- [REQUIRED WORK]: Look through the records below, count the lines with the word "name", and reply with only the number.

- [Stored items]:
________

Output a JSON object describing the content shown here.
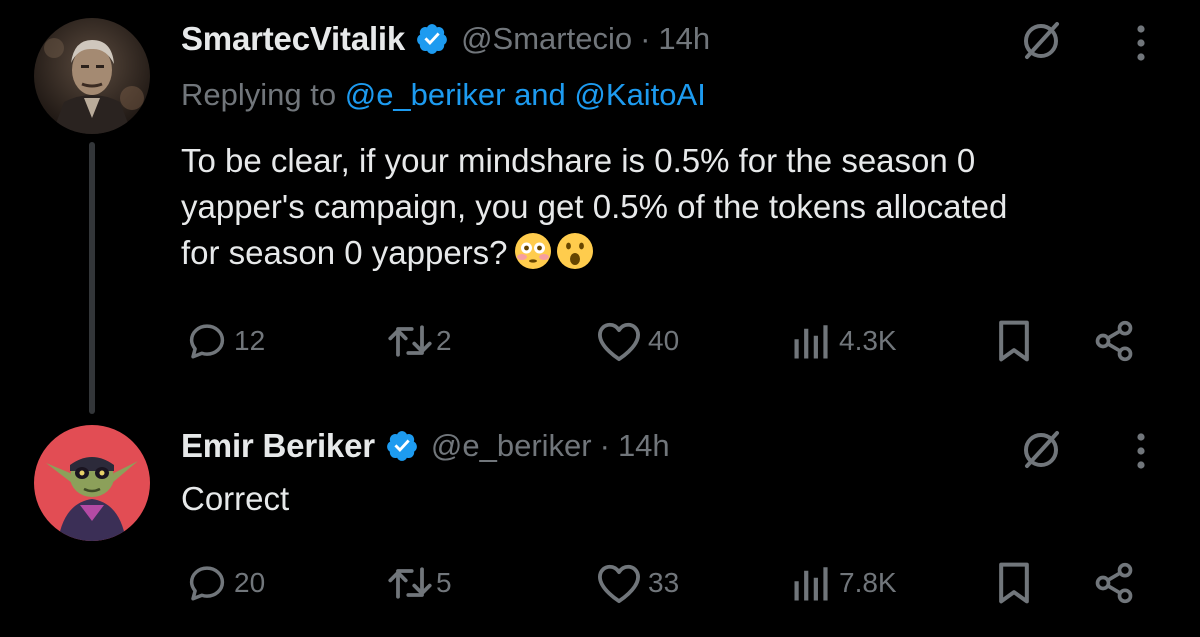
{
  "tweets": [
    {
      "author": {
        "name": "SmartecVitalik",
        "handle": "@Smartecio"
      },
      "time": "14h",
      "separator": "·",
      "reply": {
        "prefix": "Replying to",
        "user1": "@e_beriker",
        "joiner": "and",
        "user2": "@KaitoAI"
      },
      "text_lines": [
        "To be clear, if your mindshare is 0.5% for the season 0",
        "yapper's campaign,  you get 0.5% of the tokens allocated",
        "for season 0 yappers?"
      ],
      "emojis": [
        "flushed-face-emoji",
        "face-with-open-mouth-emoji"
      ],
      "stats": {
        "replies": "12",
        "reposts": "2",
        "likes": "40",
        "views": "4.3K"
      }
    },
    {
      "author": {
        "name": "Emir Beriker",
        "handle": "@e_beriker"
      },
      "time": "14h",
      "separator": "·",
      "text_lines": [
        "Correct"
      ],
      "stats": {
        "replies": "20",
        "reposts": "5",
        "likes": "33",
        "views": "7.8K"
      }
    }
  ],
  "icons": [
    "verified-badge-icon",
    "grok-icon",
    "more-icon",
    "reply-icon",
    "repost-icon",
    "like-icon",
    "views-icon",
    "bookmark-icon",
    "share-icon"
  ],
  "colors": {
    "background": "#000000",
    "text": "#e7e9ea",
    "muted": "#71767b",
    "accent": "#1d9bf0",
    "thread_line": "#333639"
  }
}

________

- [CORRECT ANSWER]: 2